Input material =>
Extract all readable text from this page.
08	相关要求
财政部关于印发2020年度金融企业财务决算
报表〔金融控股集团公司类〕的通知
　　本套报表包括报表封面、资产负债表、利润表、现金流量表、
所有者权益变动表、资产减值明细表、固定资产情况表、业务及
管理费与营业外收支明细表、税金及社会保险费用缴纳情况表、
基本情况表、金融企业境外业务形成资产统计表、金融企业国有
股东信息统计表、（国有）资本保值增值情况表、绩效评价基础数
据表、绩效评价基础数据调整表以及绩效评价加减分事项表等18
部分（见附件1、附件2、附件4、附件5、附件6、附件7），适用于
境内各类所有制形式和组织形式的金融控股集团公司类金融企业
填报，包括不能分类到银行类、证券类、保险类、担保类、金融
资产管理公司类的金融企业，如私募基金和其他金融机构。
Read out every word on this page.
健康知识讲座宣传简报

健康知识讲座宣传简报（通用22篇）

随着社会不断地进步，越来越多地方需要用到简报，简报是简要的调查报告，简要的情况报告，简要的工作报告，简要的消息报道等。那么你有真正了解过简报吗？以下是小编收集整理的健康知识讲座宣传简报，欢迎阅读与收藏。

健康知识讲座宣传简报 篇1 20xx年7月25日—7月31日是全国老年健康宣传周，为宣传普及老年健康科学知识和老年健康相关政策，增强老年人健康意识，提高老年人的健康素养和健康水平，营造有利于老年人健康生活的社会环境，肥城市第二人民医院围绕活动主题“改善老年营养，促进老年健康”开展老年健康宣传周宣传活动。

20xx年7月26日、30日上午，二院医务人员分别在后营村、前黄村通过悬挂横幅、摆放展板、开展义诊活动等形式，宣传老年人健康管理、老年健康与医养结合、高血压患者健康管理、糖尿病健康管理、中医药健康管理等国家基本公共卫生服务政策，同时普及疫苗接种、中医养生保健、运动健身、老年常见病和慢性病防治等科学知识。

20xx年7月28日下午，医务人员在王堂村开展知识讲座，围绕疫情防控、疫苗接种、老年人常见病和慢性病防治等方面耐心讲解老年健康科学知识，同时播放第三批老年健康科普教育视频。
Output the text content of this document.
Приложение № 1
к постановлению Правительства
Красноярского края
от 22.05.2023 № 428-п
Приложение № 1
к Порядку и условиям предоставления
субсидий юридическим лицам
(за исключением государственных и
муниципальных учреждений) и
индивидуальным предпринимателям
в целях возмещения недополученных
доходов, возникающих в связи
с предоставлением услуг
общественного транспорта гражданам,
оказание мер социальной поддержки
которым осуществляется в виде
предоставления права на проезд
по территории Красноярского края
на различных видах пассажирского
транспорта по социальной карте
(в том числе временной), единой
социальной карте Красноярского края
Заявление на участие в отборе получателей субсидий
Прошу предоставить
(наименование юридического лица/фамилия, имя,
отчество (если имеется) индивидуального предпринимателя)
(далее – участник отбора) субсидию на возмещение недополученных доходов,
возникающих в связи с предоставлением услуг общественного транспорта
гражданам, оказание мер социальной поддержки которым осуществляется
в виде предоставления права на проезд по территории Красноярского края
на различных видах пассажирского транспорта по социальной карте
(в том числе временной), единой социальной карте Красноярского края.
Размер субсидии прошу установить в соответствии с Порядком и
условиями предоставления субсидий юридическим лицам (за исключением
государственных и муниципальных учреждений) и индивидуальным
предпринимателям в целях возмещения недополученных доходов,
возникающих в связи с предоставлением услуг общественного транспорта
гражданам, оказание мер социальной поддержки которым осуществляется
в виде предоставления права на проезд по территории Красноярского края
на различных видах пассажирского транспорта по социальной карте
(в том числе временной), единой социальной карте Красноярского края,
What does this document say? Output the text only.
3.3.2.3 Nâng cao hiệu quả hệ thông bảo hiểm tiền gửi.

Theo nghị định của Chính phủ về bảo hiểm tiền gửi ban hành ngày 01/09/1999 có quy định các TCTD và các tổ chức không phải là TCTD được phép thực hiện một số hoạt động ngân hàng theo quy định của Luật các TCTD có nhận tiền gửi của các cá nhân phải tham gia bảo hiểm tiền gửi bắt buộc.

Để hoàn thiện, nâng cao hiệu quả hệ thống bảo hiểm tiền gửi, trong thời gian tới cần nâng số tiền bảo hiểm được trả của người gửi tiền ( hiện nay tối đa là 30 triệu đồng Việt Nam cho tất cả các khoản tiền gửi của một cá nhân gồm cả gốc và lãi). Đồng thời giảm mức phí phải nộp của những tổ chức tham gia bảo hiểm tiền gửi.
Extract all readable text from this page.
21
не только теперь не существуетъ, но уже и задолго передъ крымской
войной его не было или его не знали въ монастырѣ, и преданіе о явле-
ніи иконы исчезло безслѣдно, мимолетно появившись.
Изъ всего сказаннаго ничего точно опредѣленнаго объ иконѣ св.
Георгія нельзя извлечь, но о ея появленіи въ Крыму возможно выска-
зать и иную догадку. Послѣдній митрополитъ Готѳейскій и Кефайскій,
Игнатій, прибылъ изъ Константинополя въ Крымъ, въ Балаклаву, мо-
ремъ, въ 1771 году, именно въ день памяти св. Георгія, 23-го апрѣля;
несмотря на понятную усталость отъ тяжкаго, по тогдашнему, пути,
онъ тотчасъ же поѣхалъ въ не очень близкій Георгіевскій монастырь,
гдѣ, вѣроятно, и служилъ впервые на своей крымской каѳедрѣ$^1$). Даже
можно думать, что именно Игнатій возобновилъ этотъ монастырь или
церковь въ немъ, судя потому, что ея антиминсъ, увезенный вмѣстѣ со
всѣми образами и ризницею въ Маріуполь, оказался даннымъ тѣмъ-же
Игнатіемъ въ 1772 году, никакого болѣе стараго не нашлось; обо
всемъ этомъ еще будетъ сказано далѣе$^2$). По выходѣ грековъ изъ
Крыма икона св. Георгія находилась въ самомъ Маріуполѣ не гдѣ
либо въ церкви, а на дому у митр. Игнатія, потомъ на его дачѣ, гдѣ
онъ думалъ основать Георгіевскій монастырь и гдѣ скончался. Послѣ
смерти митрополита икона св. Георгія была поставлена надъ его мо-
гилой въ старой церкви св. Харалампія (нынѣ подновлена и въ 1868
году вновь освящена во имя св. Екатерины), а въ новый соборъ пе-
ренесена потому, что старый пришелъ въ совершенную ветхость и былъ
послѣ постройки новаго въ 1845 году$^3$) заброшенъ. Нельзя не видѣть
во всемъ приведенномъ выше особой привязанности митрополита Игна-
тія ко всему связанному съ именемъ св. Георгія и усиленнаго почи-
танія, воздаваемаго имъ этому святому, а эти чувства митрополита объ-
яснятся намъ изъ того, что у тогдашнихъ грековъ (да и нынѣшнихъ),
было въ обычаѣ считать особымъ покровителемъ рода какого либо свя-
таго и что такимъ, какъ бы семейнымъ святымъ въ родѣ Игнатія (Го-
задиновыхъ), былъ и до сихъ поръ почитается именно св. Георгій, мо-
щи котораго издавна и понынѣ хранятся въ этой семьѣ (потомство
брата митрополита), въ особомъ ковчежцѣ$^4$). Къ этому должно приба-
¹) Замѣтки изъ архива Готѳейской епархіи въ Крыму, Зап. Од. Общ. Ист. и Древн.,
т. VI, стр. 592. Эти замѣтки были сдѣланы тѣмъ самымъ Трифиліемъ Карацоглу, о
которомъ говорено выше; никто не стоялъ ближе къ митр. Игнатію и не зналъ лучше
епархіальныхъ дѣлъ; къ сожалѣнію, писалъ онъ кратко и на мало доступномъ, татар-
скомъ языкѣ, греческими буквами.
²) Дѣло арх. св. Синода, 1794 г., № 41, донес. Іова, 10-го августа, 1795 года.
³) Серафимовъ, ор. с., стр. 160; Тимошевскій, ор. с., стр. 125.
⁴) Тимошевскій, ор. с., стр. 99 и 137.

What to produce => Locate all lines in the listing above with the word "году" and copy them.

Answer =>
ремъ, въ 1771 году, именно въ день памяти св. Георгія, 23-го апрѣля;
Игнатіемъ въ 1772 году, никакого болѣе стараго не нашлось; обо
году вновь освящена во имя св. Екатерины), а въ новый соборъ пе-
послѣ постройки новаго въ 1845 году$^3$) заброшенъ. Нельзя не видѣть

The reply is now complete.